------ Records for this task

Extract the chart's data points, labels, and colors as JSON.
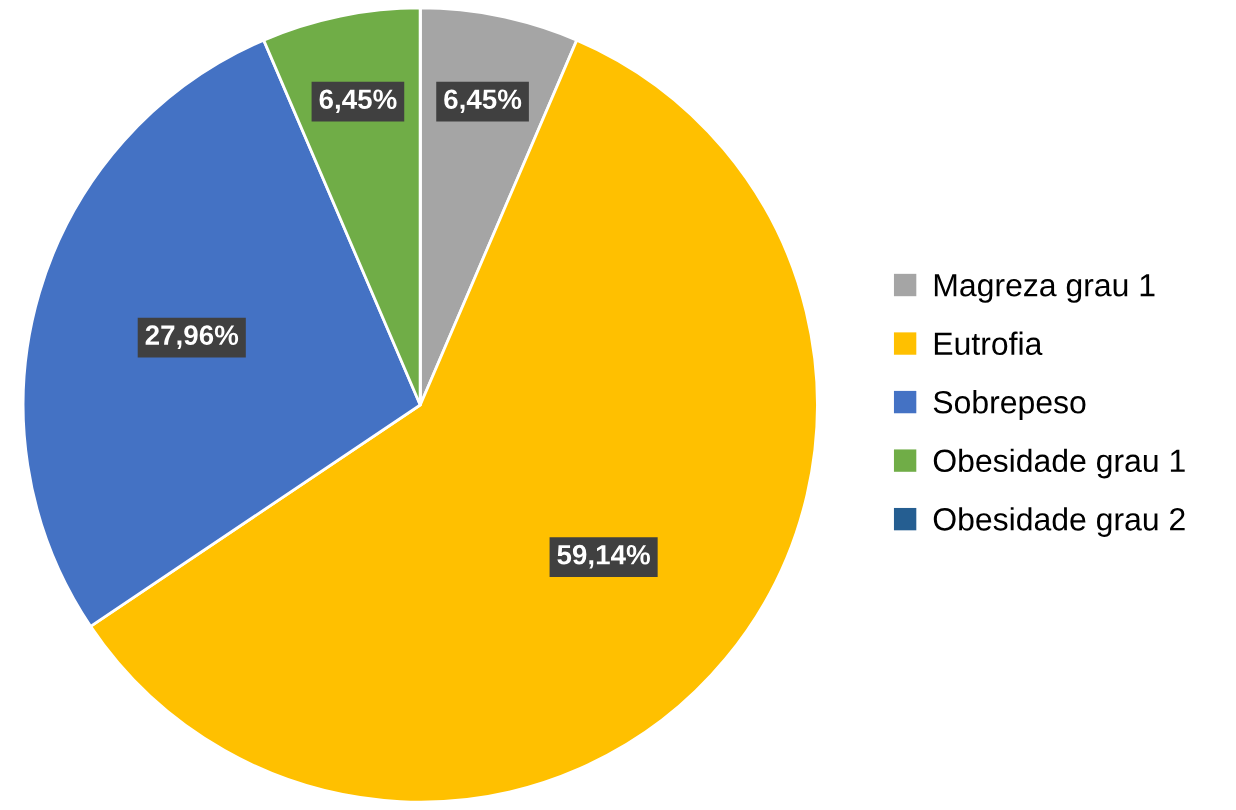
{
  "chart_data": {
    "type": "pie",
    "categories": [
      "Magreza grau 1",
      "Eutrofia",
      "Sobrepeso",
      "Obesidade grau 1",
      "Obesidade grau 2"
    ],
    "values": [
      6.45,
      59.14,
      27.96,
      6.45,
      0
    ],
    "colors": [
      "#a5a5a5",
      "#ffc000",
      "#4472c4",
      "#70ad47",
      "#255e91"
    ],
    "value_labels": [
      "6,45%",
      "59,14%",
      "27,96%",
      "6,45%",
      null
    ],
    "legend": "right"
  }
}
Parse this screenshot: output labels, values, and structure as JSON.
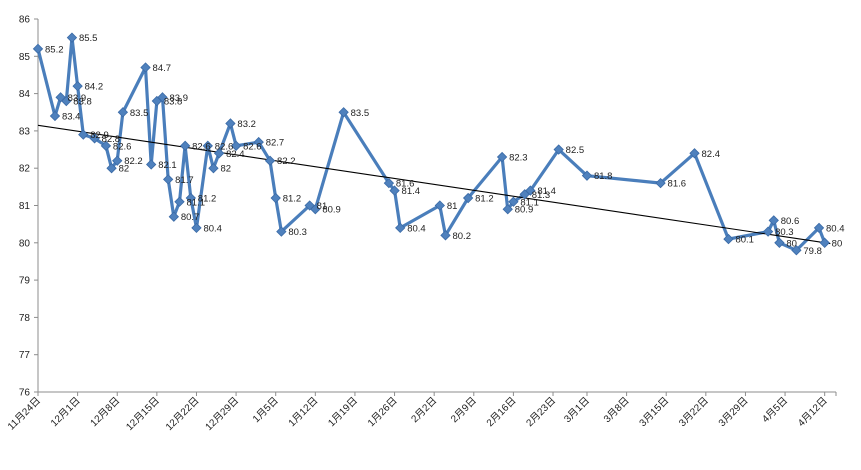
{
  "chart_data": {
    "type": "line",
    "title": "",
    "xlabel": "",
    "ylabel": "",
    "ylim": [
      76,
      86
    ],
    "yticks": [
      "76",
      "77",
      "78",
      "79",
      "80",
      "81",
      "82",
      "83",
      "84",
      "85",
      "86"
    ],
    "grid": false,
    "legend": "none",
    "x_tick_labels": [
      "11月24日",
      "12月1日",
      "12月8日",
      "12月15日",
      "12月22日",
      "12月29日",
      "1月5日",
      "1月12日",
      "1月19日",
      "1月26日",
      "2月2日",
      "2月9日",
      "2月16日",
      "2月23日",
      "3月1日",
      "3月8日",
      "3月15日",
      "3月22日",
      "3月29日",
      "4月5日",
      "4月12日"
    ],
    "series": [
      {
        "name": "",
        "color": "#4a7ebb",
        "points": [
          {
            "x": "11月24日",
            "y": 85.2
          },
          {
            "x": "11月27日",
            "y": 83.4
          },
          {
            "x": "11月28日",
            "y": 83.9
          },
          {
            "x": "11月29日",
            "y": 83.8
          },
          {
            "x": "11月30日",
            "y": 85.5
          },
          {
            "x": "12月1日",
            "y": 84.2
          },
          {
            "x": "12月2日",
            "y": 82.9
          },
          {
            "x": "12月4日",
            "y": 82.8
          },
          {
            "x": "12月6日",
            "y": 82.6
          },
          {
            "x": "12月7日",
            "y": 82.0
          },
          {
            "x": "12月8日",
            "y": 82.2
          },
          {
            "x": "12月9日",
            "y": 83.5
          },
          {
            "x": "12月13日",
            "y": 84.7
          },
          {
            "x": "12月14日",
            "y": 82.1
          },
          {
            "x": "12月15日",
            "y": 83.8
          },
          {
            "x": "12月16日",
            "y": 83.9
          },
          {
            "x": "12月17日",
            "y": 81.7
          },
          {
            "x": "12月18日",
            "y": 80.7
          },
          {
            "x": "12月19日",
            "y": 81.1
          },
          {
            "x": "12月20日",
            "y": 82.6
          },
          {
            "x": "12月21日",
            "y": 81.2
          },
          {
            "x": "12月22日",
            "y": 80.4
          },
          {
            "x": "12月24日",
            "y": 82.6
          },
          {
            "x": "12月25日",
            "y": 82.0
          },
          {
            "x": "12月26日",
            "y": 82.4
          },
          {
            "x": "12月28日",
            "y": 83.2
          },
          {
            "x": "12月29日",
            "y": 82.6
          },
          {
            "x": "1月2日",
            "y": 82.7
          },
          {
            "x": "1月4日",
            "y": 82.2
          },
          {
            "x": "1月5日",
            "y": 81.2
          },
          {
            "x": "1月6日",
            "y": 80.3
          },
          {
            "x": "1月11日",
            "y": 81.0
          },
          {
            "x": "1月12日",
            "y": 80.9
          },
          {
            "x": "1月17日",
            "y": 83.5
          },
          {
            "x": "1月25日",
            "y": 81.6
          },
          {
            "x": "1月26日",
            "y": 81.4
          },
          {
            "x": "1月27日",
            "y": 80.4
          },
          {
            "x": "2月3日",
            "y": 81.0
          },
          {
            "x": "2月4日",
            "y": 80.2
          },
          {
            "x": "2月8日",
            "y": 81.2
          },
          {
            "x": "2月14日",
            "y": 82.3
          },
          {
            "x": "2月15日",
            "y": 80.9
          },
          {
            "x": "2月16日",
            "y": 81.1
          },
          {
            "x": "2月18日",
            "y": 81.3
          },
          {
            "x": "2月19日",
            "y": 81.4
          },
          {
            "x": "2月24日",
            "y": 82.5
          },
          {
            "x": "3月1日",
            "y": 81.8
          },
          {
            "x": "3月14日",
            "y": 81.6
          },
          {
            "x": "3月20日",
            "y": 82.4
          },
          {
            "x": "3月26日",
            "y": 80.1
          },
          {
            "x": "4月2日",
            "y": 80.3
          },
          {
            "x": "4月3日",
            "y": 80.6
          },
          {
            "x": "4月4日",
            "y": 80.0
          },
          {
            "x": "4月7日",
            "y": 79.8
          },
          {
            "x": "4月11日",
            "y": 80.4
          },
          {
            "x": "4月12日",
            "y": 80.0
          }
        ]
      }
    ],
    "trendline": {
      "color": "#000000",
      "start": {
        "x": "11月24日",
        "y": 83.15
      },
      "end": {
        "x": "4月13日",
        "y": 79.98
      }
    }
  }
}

------------

_Written problem_
Reproduce the data verbatim. Do not carry any picture into the copy.

_Answer below_
Extract the chart's data points, labels, and colors as JSON.
{
  "chart_data": {
    "type": "pie",
    "categories": [
      "Magreza grau 1",
      "Eutrofia",
      "Sobrepeso",
      "Obesidade grau 1",
      "Obesidade grau 2"
    ],
    "values": [
      6.45,
      59.14,
      27.96,
      6.45,
      0
    ],
    "colors": [
      "#a5a5a5",
      "#ffc000",
      "#4472c4",
      "#70ad47",
      "#255e91"
    ],
    "value_labels": [
      "6,45%",
      "59,14%",
      "27,96%",
      "6,45%",
      null
    ],
    "legend": "right"
  }
}
Parse this screenshot: output labels, values, and structure as JSON.
{
  "chart_data": {
    "type": "line",
    "title": "",
    "xlabel": "",
    "ylabel": "",
    "ylim": [
      76,
      86
    ],
    "yticks": [
      "76",
      "77",
      "78",
      "79",
      "80",
      "81",
      "82",
      "83",
      "84",
      "85",
      "86"
    ],
    "grid": false,
    "legend": "none",
    "x_tick_labels": [
      "11月24日",
      "12月1日",
      "12月8日",
      "12月15日",
      "12月22日",
      "12月29日",
      "1月5日",
      "1月12日",
      "1月19日",
      "1月26日",
      "2月2日",
      "2月9日",
      "2月16日",
      "2月23日",
      "3月1日",
      "3月8日",
      "3月15日",
      "3月22日",
      "3月29日",
      "4月5日",
      "4月12日"
    ],
    "series": [
      {
        "name": "",
        "color": "#4a7ebb",
        "points": [
          {
            "x": "11月24日",
            "y": 85.2
          },
          {
            "x": "11月27日",
            "y": 83.4
          },
          {
            "x": "11月28日",
            "y": 83.9
          },
          {
            "x": "11月29日",
            "y": 83.8
          },
          {
            "x": "11月30日",
            "y": 85.5
          },
          {
            "x": "12月1日",
            "y": 84.2
          },
          {
            "x": "12月2日",
            "y": 82.9
          },
          {
            "x": "12月4日",
            "y": 82.8
          },
          {
            "x": "12月6日",
            "y": 82.6
          },
          {
            "x": "12月7日",
            "y": 82.0
          },
          {
            "x": "12月8日",
            "y": 82.2
          },
          {
            "x": "12月9日",
            "y": 83.5
          },
          {
            "x": "12月13日",
            "y": 84.7
          },
          {
            "x": "12月14日",
            "y": 82.1
          },
          {
            "x": "12月15日",
            "y": 83.8
          },
          {
            "x": "12月16日",
            "y": 83.9
          },
          {
            "x": "12月17日",
            "y": 81.7
          },
          {
            "x": "12月18日",
            "y": 80.7
          },
          {
            "x": "12月19日",
            "y": 81.1
          },
          {
            "x": "12月20日",
            "y": 82.6
          },
          {
            "x": "12月21日",
            "y": 81.2
          },
          {
            "x": "12月22日",
            "y": 80.4
          },
          {
            "x": "12月24日",
            "y": 82.6
          },
          {
            "x": "12月25日",
            "y": 82.0
          },
          {
            "x": "12月26日",
            "y": 82.4
          },
          {
            "x": "12月28日",
            "y": 83.2
          },
          {
            "x": "12月29日",
            "y": 82.6
          },
          {
            "x": "1月2日",
            "y": 82.7
          },
          {
            "x": "1月4日",
            "y": 82.2
          },
          {
            "x": "1月5日",
            "y": 81.2
          },
          {
            "x": "1月6日",
            "y": 80.3
          },
          {
            "x": "1月11日",
            "y": 81.0
          },
          {
            "x": "1月12日",
            "y": 80.9
          },
          {
            "x": "1月17日",
            "y": 83.5
          },
          {
            "x": "1月25日",
            "y": 81.6
          },
          {
            "x": "1月26日",
            "y": 81.4
          },
          {
            "x": "1月27日",
            "y": 80.4
          },
          {
            "x": "2月3日",
            "y": 81.0
          },
          {
            "x": "2月4日",
            "y": 80.2
          },
          {
            "x": "2月8日",
            "y": 81.2
          },
          {
            "x": "2月14日",
            "y": 82.3
          },
          {
            "x": "2月15日",
            "y": 80.9
          },
          {
            "x": "2月16日",
            "y": 81.1
          },
          {
            "x": "2月18日",
            "y": 81.3
          },
          {
            "x": "2月19日",
            "y": 81.4
          },
          {
            "x": "2月24日",
            "y": 82.5
          },
          {
            "x": "3月1日",
            "y": 81.8
          },
          {
            "x": "3月14日",
            "y": 81.6
          },
          {
            "x": "3月20日",
            "y": 82.4
          },
          {
            "x": "3月26日",
            "y": 80.1
          },
          {
            "x": "4月2日",
            "y": 80.3
          },
          {
            "x": "4月3日",
            "y": 80.6
          },
          {
            "x": "4月4日",
            "y": 80.0
          },
          {
            "x": "4月7日",
            "y": 79.8
          },
          {
            "x": "4月11日",
            "y": 80.4
          },
          {
            "x": "4月12日",
            "y": 80.0
          }
        ]
      }
    ],
    "trendline": {
      "color": "#000000",
      "start": {
        "x": "11月24日",
        "y": 83.15
      },
      "end": {
        "x": "4月13日",
        "y": 79.98
      }
    }
  }
}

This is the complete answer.